→ **WHAT NEEDS TO BE DONE**
Copy all lines in which the word "JSON" can be found.
(begin)
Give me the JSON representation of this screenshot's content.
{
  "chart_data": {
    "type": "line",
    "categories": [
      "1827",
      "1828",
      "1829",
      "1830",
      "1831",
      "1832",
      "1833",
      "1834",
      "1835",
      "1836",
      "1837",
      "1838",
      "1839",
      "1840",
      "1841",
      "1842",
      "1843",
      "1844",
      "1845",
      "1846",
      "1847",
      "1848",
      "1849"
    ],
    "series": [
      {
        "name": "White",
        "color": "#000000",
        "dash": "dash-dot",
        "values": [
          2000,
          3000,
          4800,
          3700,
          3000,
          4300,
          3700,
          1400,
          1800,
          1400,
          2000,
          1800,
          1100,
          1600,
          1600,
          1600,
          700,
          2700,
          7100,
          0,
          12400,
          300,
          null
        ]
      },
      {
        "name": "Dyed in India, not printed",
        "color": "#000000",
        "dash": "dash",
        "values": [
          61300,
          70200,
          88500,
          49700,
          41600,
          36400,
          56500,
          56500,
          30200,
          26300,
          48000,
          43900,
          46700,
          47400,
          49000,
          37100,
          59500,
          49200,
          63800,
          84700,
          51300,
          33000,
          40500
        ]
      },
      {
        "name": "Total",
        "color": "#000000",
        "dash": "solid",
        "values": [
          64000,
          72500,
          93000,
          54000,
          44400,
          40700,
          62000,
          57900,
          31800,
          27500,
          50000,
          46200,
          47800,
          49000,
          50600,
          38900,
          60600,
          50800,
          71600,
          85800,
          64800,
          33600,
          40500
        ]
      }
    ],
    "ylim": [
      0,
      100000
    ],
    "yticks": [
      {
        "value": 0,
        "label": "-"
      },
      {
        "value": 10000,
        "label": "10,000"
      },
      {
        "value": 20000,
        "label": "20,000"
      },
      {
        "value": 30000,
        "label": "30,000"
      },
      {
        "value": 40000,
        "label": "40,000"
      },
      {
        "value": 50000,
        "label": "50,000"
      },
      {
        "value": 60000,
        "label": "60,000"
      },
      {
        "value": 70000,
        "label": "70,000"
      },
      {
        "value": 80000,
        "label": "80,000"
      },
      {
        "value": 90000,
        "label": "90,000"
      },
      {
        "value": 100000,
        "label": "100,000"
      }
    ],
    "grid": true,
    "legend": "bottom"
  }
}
(end)
(begin)
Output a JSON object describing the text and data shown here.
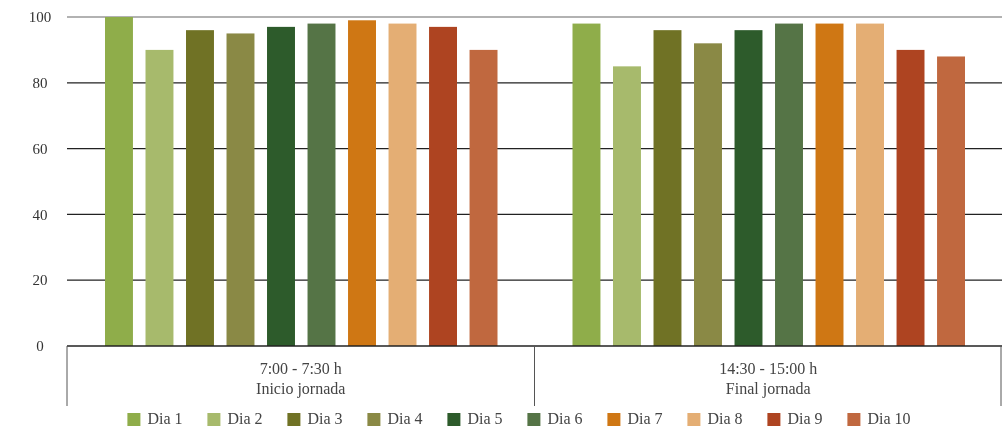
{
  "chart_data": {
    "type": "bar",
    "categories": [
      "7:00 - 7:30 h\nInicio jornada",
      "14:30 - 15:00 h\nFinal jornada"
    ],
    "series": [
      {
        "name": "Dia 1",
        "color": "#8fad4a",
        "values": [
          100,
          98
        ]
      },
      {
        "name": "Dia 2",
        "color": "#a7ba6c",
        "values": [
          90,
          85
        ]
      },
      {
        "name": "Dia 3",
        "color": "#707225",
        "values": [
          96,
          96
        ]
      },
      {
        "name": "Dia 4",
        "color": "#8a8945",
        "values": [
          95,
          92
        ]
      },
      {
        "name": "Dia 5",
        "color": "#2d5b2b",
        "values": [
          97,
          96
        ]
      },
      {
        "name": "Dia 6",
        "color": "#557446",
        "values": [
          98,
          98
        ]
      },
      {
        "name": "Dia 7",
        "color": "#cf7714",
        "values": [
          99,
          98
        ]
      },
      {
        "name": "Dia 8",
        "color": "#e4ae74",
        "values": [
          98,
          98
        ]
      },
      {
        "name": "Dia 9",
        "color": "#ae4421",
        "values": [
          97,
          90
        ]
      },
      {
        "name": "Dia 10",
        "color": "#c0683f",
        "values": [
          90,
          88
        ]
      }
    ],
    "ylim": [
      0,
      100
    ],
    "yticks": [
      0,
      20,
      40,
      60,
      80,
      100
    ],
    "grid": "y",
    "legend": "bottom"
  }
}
(end)
(begin)
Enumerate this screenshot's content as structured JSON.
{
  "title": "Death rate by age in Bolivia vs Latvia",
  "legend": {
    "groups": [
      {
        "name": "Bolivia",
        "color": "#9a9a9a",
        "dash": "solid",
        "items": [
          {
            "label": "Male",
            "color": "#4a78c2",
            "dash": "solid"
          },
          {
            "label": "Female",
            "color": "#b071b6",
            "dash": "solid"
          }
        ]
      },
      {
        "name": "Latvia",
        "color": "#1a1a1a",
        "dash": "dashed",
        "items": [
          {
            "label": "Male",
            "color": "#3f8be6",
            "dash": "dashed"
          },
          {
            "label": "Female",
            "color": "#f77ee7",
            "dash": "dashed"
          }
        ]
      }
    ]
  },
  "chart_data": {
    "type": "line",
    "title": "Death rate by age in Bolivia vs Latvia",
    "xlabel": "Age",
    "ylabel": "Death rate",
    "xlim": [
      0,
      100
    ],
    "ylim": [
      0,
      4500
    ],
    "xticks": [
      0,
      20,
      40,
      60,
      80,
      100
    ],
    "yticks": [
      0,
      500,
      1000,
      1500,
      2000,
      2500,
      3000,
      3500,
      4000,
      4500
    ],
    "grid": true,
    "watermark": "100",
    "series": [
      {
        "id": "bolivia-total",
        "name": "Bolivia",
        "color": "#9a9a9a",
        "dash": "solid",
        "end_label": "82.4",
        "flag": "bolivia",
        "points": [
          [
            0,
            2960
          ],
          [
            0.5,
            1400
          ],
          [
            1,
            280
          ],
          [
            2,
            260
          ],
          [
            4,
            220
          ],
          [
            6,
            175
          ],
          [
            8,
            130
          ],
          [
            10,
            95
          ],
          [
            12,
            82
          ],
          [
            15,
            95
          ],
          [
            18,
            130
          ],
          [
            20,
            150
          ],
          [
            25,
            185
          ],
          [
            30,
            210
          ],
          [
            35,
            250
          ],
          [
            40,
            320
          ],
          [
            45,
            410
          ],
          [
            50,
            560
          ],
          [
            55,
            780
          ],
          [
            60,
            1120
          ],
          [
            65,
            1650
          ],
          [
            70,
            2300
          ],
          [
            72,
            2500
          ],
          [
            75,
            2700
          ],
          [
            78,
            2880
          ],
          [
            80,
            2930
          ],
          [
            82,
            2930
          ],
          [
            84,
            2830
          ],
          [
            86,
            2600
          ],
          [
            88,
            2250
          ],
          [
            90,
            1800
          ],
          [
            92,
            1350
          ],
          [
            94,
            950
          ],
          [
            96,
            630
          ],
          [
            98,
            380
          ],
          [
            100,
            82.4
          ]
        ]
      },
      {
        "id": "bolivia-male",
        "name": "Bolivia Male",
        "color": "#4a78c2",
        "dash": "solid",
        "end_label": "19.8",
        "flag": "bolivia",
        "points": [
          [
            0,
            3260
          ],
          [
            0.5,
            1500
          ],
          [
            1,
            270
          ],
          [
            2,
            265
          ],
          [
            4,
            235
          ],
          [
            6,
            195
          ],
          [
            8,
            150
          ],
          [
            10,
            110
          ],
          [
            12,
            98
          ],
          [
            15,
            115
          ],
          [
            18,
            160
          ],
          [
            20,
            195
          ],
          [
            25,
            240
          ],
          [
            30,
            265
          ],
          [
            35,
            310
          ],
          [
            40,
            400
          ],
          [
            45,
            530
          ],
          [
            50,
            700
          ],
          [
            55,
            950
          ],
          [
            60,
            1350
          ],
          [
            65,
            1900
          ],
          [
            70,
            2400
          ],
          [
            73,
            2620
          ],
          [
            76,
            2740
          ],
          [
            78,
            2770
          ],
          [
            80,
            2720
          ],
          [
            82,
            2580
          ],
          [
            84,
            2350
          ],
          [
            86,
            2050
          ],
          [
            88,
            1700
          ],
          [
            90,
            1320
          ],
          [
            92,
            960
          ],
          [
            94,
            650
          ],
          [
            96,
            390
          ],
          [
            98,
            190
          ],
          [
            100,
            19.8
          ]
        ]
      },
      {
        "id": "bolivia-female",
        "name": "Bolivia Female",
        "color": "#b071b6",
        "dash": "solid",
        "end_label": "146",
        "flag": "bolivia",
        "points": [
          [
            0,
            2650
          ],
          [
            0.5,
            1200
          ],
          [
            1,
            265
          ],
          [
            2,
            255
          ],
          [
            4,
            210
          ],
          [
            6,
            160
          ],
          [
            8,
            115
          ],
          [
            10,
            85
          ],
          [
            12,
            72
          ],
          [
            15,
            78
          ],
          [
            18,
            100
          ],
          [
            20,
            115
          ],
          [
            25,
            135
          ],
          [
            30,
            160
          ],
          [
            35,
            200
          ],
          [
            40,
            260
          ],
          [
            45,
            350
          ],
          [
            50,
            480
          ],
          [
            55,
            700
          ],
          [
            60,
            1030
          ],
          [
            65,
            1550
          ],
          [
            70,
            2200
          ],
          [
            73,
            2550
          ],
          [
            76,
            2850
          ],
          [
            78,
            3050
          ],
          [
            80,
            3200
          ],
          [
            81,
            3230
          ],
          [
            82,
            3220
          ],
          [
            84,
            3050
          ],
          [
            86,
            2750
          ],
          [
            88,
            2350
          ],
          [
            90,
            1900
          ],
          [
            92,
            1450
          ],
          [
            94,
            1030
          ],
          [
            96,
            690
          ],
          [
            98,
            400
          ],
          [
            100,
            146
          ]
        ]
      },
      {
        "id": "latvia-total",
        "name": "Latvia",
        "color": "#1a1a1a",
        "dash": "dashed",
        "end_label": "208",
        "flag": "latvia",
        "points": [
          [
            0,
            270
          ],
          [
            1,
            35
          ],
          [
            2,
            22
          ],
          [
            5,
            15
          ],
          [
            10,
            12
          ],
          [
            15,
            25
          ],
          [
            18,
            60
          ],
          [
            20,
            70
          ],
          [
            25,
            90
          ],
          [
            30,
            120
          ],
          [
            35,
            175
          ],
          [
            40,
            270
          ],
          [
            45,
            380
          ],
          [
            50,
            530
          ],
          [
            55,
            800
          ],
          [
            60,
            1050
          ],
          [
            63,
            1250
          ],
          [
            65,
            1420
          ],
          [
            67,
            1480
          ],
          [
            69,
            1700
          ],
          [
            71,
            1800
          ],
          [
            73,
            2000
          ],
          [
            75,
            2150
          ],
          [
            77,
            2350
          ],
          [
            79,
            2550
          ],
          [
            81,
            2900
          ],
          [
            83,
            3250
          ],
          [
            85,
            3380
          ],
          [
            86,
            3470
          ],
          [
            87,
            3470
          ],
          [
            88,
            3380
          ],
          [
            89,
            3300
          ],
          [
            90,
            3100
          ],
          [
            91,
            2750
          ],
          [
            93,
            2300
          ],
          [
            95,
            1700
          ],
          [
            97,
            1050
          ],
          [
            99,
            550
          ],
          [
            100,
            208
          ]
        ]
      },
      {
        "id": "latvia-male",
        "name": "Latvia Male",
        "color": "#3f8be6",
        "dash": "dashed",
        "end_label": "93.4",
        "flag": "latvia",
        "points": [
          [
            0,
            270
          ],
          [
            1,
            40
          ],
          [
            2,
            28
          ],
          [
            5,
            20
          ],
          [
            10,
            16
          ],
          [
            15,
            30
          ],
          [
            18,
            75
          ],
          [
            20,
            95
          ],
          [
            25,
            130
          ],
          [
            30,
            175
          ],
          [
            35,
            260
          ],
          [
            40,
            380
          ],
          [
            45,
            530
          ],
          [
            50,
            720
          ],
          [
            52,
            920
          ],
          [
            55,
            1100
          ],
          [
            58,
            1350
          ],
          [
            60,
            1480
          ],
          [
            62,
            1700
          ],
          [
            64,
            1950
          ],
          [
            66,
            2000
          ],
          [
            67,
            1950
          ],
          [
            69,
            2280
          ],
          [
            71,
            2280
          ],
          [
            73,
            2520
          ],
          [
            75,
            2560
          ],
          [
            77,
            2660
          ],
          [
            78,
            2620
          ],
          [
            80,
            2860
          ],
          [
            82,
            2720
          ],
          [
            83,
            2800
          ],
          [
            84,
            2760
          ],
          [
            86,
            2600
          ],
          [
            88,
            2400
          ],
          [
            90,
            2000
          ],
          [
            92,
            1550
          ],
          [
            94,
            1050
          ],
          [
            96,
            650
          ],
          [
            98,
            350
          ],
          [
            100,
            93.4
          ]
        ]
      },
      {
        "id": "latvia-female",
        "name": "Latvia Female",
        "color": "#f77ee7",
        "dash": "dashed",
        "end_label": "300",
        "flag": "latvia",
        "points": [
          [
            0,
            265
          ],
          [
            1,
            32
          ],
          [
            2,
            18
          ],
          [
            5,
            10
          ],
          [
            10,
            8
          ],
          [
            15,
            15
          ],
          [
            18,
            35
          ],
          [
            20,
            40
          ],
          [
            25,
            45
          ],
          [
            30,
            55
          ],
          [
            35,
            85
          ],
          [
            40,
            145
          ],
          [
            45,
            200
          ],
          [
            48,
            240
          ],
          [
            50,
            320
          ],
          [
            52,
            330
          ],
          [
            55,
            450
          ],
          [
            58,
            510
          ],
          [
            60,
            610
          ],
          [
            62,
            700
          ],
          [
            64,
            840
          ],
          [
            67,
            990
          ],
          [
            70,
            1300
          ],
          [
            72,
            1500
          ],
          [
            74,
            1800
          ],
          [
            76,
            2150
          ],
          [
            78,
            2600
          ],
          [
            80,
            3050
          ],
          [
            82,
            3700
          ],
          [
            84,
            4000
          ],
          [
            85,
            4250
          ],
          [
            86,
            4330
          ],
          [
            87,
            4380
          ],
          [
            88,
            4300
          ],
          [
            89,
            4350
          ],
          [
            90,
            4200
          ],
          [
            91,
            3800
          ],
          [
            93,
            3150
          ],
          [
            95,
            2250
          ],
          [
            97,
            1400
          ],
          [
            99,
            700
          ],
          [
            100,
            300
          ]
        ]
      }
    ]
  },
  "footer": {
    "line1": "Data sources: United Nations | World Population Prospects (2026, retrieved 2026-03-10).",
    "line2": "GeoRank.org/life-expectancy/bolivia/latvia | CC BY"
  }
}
(end)
→ **RESULT OF THIS EXERCISE**
Give me the JSON representation of this screenshot's content.
Output a JSON object describing the text and data shown here.
Enumerate this screenshot's content as structured JSON.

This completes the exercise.